## PROBLEM DETAILS
Without omitting anything, retype the data that follows.

## TASK INPUTS

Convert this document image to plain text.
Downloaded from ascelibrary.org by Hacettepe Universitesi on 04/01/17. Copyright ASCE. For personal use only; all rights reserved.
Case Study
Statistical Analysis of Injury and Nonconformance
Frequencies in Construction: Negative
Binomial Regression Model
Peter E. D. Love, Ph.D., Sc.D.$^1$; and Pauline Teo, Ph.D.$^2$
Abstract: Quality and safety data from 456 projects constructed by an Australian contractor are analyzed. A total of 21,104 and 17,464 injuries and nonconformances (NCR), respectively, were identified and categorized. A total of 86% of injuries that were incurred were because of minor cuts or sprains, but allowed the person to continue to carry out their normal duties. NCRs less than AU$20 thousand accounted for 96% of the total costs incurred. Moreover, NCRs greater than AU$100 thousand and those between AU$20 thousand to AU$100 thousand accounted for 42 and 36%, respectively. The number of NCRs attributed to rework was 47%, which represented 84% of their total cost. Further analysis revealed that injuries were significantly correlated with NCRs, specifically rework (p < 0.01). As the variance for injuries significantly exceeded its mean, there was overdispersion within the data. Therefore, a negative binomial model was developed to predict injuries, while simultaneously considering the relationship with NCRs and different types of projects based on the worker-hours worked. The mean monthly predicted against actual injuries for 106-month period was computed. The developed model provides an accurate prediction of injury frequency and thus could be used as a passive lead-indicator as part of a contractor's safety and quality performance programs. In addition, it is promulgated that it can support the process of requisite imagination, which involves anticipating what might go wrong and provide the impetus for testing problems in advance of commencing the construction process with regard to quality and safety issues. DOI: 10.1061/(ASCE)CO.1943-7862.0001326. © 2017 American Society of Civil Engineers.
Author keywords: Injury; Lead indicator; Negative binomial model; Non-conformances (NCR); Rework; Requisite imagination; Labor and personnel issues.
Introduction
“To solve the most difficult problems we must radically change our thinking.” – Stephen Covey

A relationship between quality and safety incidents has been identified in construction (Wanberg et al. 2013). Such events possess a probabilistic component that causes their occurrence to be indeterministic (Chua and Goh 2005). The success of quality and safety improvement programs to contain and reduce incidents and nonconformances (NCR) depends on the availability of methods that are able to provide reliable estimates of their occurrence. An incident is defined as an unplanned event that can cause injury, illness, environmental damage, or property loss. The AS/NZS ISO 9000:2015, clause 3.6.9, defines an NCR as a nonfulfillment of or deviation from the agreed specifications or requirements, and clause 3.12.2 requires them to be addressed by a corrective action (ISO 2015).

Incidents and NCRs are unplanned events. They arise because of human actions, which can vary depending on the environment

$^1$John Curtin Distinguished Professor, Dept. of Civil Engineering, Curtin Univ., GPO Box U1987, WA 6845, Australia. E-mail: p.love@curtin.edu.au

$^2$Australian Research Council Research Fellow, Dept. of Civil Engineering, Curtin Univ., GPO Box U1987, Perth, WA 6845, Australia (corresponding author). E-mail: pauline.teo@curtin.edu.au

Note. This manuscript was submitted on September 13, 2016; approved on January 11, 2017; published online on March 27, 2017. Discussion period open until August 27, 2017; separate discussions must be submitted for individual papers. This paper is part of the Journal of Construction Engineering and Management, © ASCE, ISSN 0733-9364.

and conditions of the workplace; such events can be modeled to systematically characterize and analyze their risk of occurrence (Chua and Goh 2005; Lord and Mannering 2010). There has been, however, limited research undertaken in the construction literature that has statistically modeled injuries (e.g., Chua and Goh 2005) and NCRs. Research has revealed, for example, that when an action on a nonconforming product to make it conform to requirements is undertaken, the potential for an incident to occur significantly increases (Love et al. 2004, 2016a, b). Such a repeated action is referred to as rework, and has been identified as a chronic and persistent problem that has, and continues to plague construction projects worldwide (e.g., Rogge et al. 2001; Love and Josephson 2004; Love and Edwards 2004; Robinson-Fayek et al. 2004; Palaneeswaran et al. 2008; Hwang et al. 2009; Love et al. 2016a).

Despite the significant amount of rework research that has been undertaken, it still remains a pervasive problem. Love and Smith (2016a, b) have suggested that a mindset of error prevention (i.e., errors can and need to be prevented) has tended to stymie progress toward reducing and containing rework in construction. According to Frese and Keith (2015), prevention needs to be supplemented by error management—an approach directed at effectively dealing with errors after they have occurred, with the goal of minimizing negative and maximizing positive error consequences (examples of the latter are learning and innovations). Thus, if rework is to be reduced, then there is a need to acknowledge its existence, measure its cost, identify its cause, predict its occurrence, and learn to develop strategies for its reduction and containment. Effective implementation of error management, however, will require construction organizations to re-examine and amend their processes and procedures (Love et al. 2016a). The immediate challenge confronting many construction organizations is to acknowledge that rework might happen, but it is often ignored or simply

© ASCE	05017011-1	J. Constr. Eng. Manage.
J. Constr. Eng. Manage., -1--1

## THE SOLUTION
Convert this document image to plain text.
Downloaded from ascelibrary.org by Hacettepe Universitesi on 04/01/17. Copyright ASCE. For personal use only; all rights reserved.
Case Study
Statistical Analysis of Injury and Nonconformance
Frequencies in Construction: Negative
Binomial Regression Model
Peter E. D. Love, Ph.D., Sc.D.$^1$; and Pauline Teo, Ph.D.$^2$
Abstract: Quality and safety data from 456 projects constructed by an Australian contractor are analyzed. A total of 21,104 and 17,464 injuries and nonconformances (NCR), respectively, were identified and categorized. A total of 86% of injuries that were incurred were because of minor cuts or sprains, but allowed the person to continue to carry out their normal duties. NCRs less than AU$20 thousand accounted for 96% of the total costs incurred. Moreover, NCRs greater than AU$100 thousand and those between AU$20 thousand to AU$100 thousand accounted for 42 and 36%, respectively. The number of NCRs attributed to rework was 47%, which represented 84% of their total cost. Further analysis revealed that injuries were significantly correlated with NCRs, specifically rework (p < 0.01). As the variance for injuries significantly exceeded its mean, there was overdispersion within the data. Therefore, a negative binomial model was developed to predict injuries, while simultaneously considering the relationship with NCRs and different types of projects based on the worker-hours worked. The mean monthly predicted against actual injuries for 106-month period was computed. The developed model provides an accurate prediction of injury frequency and thus could be used as a passive lead-indicator as part of a contractor's safety and quality performance programs. In addition, it is promulgated that it can support the process of requisite imagination, which involves anticipating what might go wrong and provide the impetus for testing problems in advance of commencing the construction process with regard to quality and safety issues. DOI: 10.1061/(ASCE)CO.1943-7862.0001326. © 2017 American Society of Civil Engineers.
Author keywords: Injury; Lead indicator; Negative binomial model; Non-conformances (NCR); Rework; Requisite imagination; Labor and personnel issues.
Introduction
“To solve the most difficult problems we must radically change our thinking.” – Stephen Covey

A relationship between quality and safety incidents has been identified in construction (Wanberg et al. 2013). Such events possess a probabilistic component that causes their occurrence to be indeterministic (Chua and Goh 2005). The success of quality and safety improvement programs to contain and reduce incidents and nonconformances (NCR) depends on the availability of methods that are able to provide reliable estimates of their occurrence. An incident is defined as an unplanned event that can cause injury, illness, environmental damage, or property loss. The AS/NZS ISO 9000:2015, clause 3.6.9, defines an NCR as a nonfulfillment of or deviation from the agreed specifications or requirements, and clause 3.12.2 requires them to be addressed by a corrective action (ISO 2015).

Incidents and NCRs are unplanned events. They arise because of human actions, which can vary depending on the environment

$^1$John Curtin Distinguished Professor, Dept. of Civil Engineering, Curtin Univ., GPO Box U1987, WA 6845, Australia. E-mail: p.love@curtin.edu.au

$^2$Australian Research Council Research Fellow, Dept. of Civil Engineering, Curtin Univ., GPO Box U1987, Perth, WA 6845, Australia (corresponding author). E-mail: pauline.teo@curtin.edu.au

Note. This manuscript was submitted on September 13, 2016; approved on January 11, 2017; published online on March 27, 2017. Discussion period open until August 27, 2017; separate discussions must be submitted for individual papers. This paper is part of the Journal of Construction Engineering and Management, © ASCE, ISSN 0733-9364.

and conditions of the workplace; such events can be modeled to systematically characterize and analyze their risk of occurrence (Chua and Goh 2005; Lord and Mannering 2010). There has been, however, limited research undertaken in the construction literature that has statistically modeled injuries (e.g., Chua and Goh 2005) and NCRs. Research has revealed, for example, that when an action on a nonconforming product to make it conform to requirements is undertaken, the potential for an incident to occur significantly increases (Love et al. 2004, 2016a, b). Such a repeated action is referred to as rework, and has been identified as a chronic and persistent problem that has, and continues to plague construction projects worldwide (e.g., Rogge et al. 2001; Love and Josephson 2004; Love and Edwards 2004; Robinson-Fayek et al. 2004; Palaneeswaran et al. 2008; Hwang et al. 2009; Love et al. 2016a).

Despite the significant amount of rework research that has been undertaken, it still remains a pervasive problem. Love and Smith (2016a, b) have suggested that a mindset of error prevention (i.e., errors can and need to be prevented) has tended to stymie progress toward reducing and containing rework in construction. According to Frese and Keith (2015), prevention needs to be supplemented by error management—an approach directed at effectively dealing with errors after they have occurred, with the goal of minimizing negative and maximizing positive error consequences (examples of the latter are learning and innovations). Thus, if rework is to be reduced, then there is a need to acknowledge its existence, measure its cost, identify its cause, predict its occurrence, and learn to develop strategies for its reduction and containment. Effective implementation of error management, however, will require construction organizations to re-examine and amend their processes and procedures (Love et al. 2016a). The immediate challenge confronting many construction organizations is to acknowledge that rework might happen, but it is often ignored or simply

© ASCE	05017011-1	J. Constr. Eng. Manage.
J. Constr. Eng. Manage., -1--1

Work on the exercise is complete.